* What to do
Scan the entries and tally the lines that include the string "each". Reply with the figure alone.

[Lines of data]
-----

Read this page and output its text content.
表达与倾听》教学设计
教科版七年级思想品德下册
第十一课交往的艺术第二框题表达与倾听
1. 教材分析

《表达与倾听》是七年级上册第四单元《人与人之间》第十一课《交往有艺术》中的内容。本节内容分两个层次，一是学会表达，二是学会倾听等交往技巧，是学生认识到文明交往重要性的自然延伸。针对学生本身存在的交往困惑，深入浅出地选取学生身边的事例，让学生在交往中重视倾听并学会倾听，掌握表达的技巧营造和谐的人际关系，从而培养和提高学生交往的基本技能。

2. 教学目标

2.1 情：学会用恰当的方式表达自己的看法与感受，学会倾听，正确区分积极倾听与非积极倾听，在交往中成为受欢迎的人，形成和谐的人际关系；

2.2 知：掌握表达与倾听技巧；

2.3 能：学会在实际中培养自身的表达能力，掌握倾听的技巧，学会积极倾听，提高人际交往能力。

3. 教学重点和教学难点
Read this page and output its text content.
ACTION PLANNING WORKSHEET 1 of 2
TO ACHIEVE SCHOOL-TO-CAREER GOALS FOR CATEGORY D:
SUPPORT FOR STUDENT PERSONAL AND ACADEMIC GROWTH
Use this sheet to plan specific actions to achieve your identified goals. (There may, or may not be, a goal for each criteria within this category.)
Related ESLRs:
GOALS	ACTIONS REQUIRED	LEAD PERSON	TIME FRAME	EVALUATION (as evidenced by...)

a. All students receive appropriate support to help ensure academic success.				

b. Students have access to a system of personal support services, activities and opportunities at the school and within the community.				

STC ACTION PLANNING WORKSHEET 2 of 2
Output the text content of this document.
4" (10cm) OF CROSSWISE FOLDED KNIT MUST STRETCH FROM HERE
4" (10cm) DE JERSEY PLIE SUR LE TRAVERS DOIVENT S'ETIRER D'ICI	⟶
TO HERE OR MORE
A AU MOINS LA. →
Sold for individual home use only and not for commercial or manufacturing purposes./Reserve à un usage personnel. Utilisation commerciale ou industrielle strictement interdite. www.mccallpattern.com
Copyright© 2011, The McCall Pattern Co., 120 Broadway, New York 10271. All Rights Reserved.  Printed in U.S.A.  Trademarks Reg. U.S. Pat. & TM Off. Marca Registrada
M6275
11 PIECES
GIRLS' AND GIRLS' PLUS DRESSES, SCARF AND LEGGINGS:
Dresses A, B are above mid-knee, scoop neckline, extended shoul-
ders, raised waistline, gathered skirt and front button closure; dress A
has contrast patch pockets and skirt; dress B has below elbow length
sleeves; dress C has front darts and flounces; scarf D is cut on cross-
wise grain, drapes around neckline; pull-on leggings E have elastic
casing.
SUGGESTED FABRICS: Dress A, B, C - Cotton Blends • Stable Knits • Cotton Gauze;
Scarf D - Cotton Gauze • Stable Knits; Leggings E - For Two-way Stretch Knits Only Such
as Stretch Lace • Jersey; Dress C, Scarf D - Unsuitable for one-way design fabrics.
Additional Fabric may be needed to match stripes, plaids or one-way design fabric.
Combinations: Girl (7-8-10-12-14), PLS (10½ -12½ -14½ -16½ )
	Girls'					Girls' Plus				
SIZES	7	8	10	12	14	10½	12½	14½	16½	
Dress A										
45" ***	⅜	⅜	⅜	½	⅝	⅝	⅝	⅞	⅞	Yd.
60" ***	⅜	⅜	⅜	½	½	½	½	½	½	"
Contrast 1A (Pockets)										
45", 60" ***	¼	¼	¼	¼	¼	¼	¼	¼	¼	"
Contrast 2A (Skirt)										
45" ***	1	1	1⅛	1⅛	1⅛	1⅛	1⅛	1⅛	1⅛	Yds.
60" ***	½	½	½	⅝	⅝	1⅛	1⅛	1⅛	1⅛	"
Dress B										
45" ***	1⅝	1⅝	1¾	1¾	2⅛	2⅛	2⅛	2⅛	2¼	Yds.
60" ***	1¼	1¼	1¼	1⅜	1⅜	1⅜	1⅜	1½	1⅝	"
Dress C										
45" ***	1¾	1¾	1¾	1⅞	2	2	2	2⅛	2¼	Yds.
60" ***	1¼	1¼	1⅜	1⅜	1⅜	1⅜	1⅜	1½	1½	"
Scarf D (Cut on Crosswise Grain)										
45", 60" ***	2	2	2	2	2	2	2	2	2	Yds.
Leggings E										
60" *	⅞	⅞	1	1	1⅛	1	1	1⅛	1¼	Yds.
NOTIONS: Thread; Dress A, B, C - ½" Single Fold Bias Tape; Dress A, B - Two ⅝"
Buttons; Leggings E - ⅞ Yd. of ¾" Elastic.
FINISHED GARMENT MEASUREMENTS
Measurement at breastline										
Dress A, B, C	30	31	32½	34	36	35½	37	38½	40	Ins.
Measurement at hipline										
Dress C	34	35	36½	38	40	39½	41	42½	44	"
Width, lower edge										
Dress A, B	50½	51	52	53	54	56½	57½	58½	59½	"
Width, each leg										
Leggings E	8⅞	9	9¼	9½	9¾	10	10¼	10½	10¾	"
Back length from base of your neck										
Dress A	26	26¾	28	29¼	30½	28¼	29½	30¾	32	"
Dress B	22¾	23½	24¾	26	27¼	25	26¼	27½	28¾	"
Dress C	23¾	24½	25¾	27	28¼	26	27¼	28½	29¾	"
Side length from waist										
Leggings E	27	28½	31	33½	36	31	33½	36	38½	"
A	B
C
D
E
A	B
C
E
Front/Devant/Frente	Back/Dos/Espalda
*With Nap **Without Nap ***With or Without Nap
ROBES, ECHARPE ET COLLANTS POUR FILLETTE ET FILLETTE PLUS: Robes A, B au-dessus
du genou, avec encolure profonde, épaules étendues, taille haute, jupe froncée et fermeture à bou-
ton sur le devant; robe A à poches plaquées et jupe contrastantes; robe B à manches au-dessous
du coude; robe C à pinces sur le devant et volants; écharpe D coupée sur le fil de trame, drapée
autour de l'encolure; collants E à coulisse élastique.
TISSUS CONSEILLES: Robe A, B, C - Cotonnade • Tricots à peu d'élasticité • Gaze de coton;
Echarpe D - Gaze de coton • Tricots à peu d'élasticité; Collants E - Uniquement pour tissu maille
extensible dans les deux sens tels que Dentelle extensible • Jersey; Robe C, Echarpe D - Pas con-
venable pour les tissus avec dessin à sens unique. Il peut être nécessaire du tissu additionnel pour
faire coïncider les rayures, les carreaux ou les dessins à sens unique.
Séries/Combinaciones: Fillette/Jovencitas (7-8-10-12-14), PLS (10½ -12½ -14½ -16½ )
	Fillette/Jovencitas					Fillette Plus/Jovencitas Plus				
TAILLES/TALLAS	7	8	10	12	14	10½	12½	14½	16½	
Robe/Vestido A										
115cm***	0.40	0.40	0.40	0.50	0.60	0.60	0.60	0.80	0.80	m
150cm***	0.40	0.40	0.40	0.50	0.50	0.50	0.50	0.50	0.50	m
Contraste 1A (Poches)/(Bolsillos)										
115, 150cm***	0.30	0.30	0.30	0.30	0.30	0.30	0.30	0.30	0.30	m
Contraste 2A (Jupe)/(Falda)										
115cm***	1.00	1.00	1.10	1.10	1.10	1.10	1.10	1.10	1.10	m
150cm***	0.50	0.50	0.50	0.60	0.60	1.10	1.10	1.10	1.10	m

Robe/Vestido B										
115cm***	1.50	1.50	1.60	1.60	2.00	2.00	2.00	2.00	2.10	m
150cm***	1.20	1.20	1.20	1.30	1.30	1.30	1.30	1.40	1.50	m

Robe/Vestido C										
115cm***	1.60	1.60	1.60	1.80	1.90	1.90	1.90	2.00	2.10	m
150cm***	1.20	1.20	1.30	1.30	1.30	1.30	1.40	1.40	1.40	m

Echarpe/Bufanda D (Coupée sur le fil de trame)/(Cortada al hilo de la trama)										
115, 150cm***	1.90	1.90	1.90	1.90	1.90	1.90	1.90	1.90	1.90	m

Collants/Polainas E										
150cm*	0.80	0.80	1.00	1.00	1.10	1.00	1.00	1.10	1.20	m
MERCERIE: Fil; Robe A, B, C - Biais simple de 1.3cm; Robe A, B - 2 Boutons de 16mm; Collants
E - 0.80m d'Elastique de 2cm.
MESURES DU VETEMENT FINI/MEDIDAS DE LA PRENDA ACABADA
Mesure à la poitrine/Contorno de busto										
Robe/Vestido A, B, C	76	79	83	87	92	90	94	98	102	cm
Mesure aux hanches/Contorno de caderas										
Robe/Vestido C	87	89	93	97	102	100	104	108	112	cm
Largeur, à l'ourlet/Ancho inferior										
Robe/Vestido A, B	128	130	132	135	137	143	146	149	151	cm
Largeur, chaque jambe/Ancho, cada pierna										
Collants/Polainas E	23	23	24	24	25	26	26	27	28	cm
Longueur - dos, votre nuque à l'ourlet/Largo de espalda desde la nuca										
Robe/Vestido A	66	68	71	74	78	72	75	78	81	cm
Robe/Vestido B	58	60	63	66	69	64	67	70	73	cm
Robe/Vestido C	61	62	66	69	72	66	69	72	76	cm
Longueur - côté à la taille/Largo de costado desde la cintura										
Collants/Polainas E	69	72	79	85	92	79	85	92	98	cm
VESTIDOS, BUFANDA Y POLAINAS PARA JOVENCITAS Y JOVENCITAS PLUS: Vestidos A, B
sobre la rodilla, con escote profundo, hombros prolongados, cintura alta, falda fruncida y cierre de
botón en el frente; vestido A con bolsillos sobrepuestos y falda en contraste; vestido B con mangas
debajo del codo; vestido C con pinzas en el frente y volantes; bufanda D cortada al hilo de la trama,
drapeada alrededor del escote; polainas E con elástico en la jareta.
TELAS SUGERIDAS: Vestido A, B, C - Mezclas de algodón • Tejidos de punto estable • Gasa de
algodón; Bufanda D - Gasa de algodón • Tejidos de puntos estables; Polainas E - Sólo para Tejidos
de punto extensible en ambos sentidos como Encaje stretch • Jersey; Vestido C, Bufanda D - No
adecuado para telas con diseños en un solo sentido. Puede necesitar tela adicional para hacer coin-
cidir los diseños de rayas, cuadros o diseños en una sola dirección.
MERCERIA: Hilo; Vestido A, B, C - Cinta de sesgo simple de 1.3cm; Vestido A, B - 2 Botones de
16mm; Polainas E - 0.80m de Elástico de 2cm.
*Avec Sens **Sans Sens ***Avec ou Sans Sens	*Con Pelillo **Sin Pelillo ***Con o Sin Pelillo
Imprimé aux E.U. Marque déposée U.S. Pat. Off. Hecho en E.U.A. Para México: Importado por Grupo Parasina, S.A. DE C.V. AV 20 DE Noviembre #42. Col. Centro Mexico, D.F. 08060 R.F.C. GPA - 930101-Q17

-----

* Answer to this problem
2